*GIVEN REQUEST 1*: Print everything from "Despite the title, it" down to "longing for love." in the interview about the novel Love, word for word.

*READING TEXT*:
---------------
As Love is published in Britain, the author talks to Norwegian Arts about parenthood, poetic prose and her terror of being translated.

Hanne Ørstavik (Photo: And Other Stories)

How did you arrive at the story of Vibeke and Jon?

The story of Vibeke and Jon began on several levels. Deep down, it all started with me having a child myself. I had a daughter, and when I stood there holding her in my arms, I felt unbelievably helpless. How can I be sure she knows that I love her? You can say it literally, of course, but how can I really know that she feels it? This question was so endlessly despairing to me – and this was the undercurrent of my need to write that book. What is love?

The story also begun at a very concrete level: I saw a picture of a house in Finnmark where I grew up. In Finnmark, all the houses were burned down when the Germans withdrew during the Second World War, so there are all new pre-fabricated type houses up there, located out in the terrain. I saw a picture of a typical house of that kind, and something appeared to me: through the writing, I had to enter that house – and maybe there would be someone inside in need of help? In need of being seen?

The entire book is written in the present. As a writer, I never knew what was going to happen in the story. It is written with an enormous horror. I have put into the book all the most terrifying things I could imagine – a funfair, for example. I think funfairs are one of the scariest things to be found. While writing the story, I constantly had an underlying sense of danger. That fear can certainly be interpreted and understood in many ways, but writing that novel felt like being in a horror movie where I followed the camera into a new room – where I was waiting to see what happened next.

Love by Hanne Ørstavik (Photo: And Other Stories)

Despite the title, it seems as if the book is about the absence of love. Where do we find love in this story?

That is precisely the question the book is asking. I do not really have an answer to it, but I think the novel somehow activates or unsettles many of the things we take for granted – like what the love between a mother and a child may look like. Love was recently published in Italy, where la mamma plays a huge role in the family and the love to one’s mother is great. In Italy, it is almost taboo to say that is it not a matter of course that a mother has access to a warm and vibrant tenderness within her. The novel also touches on the longing for love – after all, both Vibeke and Jon are longing for love.
---------------
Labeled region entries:

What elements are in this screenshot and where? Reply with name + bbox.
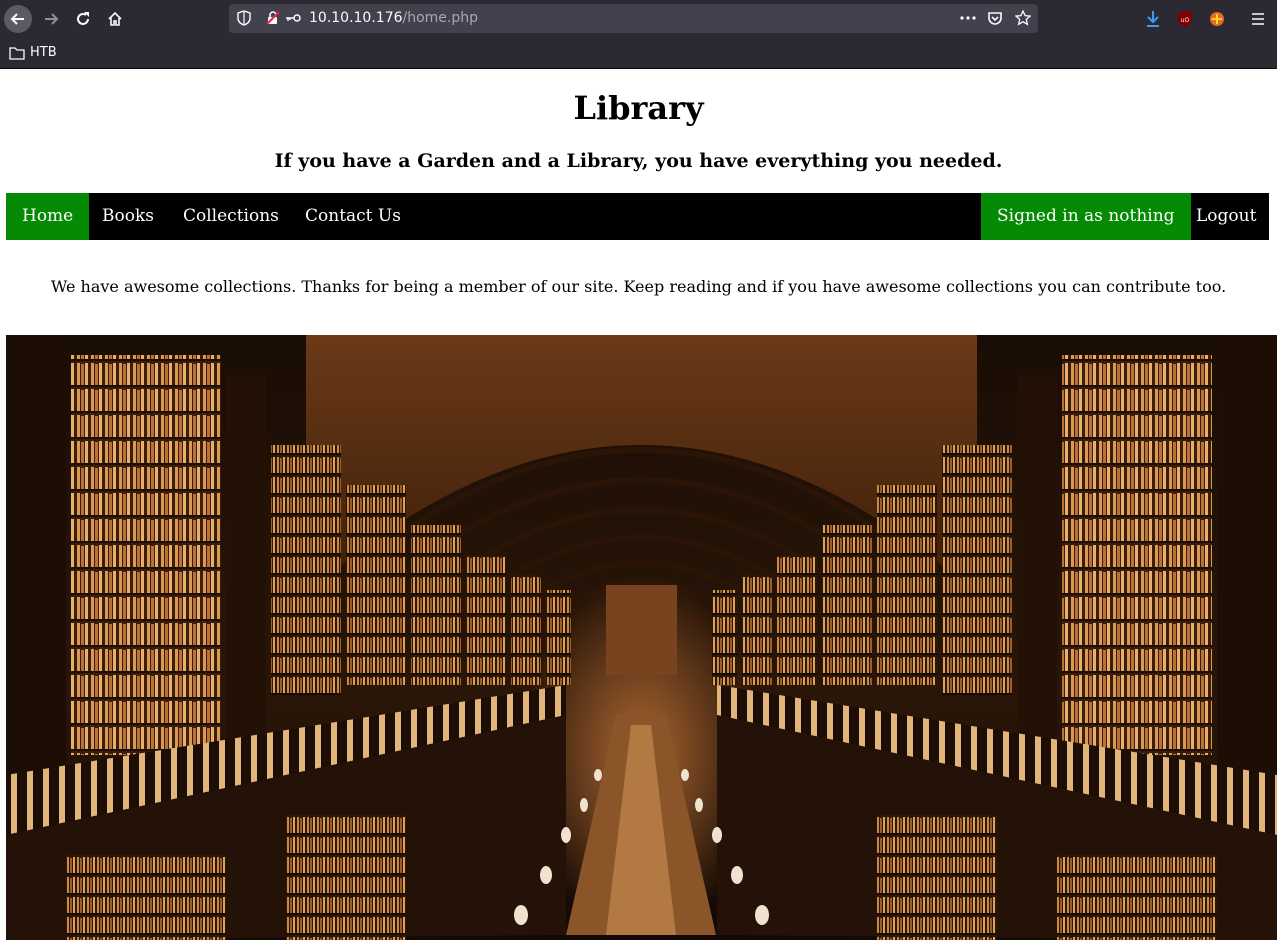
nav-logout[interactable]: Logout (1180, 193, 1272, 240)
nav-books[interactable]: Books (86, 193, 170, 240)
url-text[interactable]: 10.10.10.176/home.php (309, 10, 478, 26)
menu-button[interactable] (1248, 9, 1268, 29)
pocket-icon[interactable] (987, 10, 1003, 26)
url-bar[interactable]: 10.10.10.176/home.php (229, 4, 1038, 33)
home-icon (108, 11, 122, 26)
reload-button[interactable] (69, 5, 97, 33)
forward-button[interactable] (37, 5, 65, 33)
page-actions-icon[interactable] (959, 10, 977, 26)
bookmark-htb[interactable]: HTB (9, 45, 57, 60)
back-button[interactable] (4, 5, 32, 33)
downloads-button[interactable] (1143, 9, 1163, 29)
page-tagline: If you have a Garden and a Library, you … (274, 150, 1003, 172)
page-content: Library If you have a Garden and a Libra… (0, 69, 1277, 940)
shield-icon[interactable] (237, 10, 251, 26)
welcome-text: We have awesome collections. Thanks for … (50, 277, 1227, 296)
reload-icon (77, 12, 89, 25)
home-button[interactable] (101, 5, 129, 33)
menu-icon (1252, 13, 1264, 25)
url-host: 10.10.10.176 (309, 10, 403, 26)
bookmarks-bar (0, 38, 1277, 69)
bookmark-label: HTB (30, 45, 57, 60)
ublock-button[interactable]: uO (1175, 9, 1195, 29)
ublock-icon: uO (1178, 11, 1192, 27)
---------------
*GIVEN REQUEST 2*: Output every line of the records above without changing a character, and leave the pictures out.

*FULL ANSWER 1*:
Despite the title, it seems as if the book is about the absence of love. Where do we find love in this story?

That is precisely the question the book is asking. I do not really have an answer to it, but I think the novel somehow activates or unsettles many of the things we take for granted – like what the love between a mother and a child may look like. Love was recently published in Italy, where la mamma plays a huge role in the family and the love to one’s mother is great. In Italy, it is almost taboo to say that is it not a matter of course that a mother has access to a warm and vibrant tenderness within her. The novel also touches on the longing for love – after all, both Vibeke and Jon are longing for love.

*FULL ANSWER 2*:
What elements are in this screenshot and where? Reply with name + bbox.
nav-logout[interactable]: Logout (1180, 193, 1272, 240)
nav-books[interactable]: Books (86, 193, 170, 240)
url-text[interactable]: 10.10.10.176/home.php (309, 10, 478, 26)
menu-button[interactable] (1248, 9, 1268, 29)
pocket-icon[interactable] (987, 10, 1003, 26)
url-bar[interactable]: 10.10.10.176/home.php (229, 4, 1038, 33)
home-icon (108, 11, 122, 26)
reload-button[interactable] (69, 5, 97, 33)
forward-button[interactable] (37, 5, 65, 33)
page-actions-icon[interactable] (959, 10, 977, 26)
bookmark-htb[interactable]: HTB (9, 45, 57, 60)
back-button[interactable] (4, 5, 32, 33)
downloads-button[interactable] (1143, 9, 1163, 29)
page-tagline: If you have a Garden and a Library, you … (274, 150, 1003, 172)
page-content: Library If you have a Garden and a Libra… (0, 69, 1277, 940)
shield-icon[interactable] (237, 10, 251, 26)
welcome-text: We have awesome collections. Thanks for … (50, 277, 1227, 296)
reload-icon (77, 12, 89, 25)
home-button[interactable] (101, 5, 129, 33)
menu-icon (1252, 13, 1264, 25)
url-host: 10.10.10.176 (309, 10, 403, 26)
bookmarks-bar (0, 38, 1277, 69)
bookmark-label: HTB (30, 45, 57, 60)
ublock-button[interactable]: uO (1175, 9, 1195, 29)
ublock-icon: uO (1178, 11, 1192, 27)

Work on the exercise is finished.